BRIEF → Could you repeat, word for word, every line from the one containing "Transcribe the text in this document." through the final line of the records below, and nothing else?

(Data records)
------------------------------

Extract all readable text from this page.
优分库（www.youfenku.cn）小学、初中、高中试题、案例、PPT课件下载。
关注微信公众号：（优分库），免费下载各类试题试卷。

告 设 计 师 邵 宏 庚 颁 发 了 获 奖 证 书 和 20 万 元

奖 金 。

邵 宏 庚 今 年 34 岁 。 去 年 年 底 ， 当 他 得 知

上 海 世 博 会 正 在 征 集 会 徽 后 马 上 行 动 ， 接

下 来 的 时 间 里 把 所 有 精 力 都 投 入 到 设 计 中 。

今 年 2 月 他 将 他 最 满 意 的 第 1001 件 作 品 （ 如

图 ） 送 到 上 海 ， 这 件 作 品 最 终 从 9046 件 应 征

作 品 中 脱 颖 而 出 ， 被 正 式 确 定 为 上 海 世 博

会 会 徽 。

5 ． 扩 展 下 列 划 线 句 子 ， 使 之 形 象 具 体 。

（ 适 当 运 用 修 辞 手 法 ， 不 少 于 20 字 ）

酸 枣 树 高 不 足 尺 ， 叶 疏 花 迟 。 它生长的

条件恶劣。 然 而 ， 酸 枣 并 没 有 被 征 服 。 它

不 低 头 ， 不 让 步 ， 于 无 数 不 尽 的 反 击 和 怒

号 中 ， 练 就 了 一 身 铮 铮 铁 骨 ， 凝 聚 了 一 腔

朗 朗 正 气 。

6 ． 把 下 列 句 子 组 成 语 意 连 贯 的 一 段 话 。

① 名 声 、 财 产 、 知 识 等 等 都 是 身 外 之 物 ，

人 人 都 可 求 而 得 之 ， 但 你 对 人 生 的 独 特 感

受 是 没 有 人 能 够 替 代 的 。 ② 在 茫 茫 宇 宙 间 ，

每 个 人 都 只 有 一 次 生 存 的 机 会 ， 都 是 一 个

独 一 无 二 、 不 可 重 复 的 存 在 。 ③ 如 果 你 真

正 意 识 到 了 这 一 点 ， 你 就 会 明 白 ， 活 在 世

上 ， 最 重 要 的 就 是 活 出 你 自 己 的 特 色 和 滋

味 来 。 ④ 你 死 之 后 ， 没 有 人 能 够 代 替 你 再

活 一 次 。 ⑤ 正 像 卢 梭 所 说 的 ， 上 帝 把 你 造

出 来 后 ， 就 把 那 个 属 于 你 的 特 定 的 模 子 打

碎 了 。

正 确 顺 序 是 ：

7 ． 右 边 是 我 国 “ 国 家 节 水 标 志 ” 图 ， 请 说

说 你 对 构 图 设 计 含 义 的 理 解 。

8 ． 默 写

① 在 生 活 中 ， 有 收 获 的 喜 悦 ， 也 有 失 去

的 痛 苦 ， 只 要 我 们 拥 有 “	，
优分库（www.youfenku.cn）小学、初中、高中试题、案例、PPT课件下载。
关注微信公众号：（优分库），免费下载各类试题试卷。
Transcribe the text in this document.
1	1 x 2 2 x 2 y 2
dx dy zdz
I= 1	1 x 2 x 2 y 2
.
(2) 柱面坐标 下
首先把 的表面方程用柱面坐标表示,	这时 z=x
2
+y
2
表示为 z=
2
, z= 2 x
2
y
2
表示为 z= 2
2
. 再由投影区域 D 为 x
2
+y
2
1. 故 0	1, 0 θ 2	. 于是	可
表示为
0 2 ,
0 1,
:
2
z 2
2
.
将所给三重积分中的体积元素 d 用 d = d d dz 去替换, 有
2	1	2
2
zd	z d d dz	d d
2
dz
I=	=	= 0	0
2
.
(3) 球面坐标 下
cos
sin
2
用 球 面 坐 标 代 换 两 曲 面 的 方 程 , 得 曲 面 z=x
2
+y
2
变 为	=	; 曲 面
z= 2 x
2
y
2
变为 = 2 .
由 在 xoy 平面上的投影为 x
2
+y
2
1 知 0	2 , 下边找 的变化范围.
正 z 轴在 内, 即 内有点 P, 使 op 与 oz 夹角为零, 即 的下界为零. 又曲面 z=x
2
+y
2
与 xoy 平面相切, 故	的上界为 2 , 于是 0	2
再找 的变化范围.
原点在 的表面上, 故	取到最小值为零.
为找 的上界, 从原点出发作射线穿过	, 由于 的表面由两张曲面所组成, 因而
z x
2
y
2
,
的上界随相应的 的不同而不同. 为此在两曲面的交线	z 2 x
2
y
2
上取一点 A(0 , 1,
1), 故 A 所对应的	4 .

------------------------------

OUTPUT FOR THIS TASK →
Transcribe the text in this document.
1	1 x 2 2 x 2 y 2
dx dy zdz
I= 1	1 x 2 x 2 y 2
.
(2) 柱面坐标 下
首先把 的表面方程用柱面坐标表示,	这时 z=x
2
+y
2
表示为 z=
2
, z= 2 x
2
y
2
表示为 z= 2
2
. 再由投影区域 D 为 x
2
+y
2
1. 故 0	1, 0 θ 2	. 于是	可
表示为
0 2 ,
0 1,
:
2
z 2
2
.
将所给三重积分中的体积元素 d 用 d = d d dz 去替换, 有
2	1	2
2
zd	z d d dz	d d
2
dz
I=	=	= 0	0
2
.
(3) 球面坐标 下
cos
sin
2
用 球 面 坐 标 代 换 两 曲 面 的 方 程 , 得 曲 面 z=x
2
+y
2
变 为	=	; 曲 面
z= 2 x
2
y
2
变为 = 2 .
由 在 xoy 平面上的投影为 x
2
+y
2
1 知 0	2 , 下边找 的变化范围.
正 z 轴在 内, 即 内有点 P, 使 op 与 oz 夹角为零, 即 的下界为零. 又曲面 z=x
2
+y
2
与 xoy 平面相切, 故	的上界为 2 , 于是 0	2
再找 的变化范围.
原点在 的表面上, 故	取到最小值为零.
为找 的上界, 从原点出发作射线穿过	, 由于 的表面由两张曲面所组成, 因而
z x
2
y
2
,
的上界随相应的 的不同而不同. 为此在两曲面的交线	z 2 x
2
y
2
上取一点 A(0 , 1,
1), 故 A 所对应的	4 .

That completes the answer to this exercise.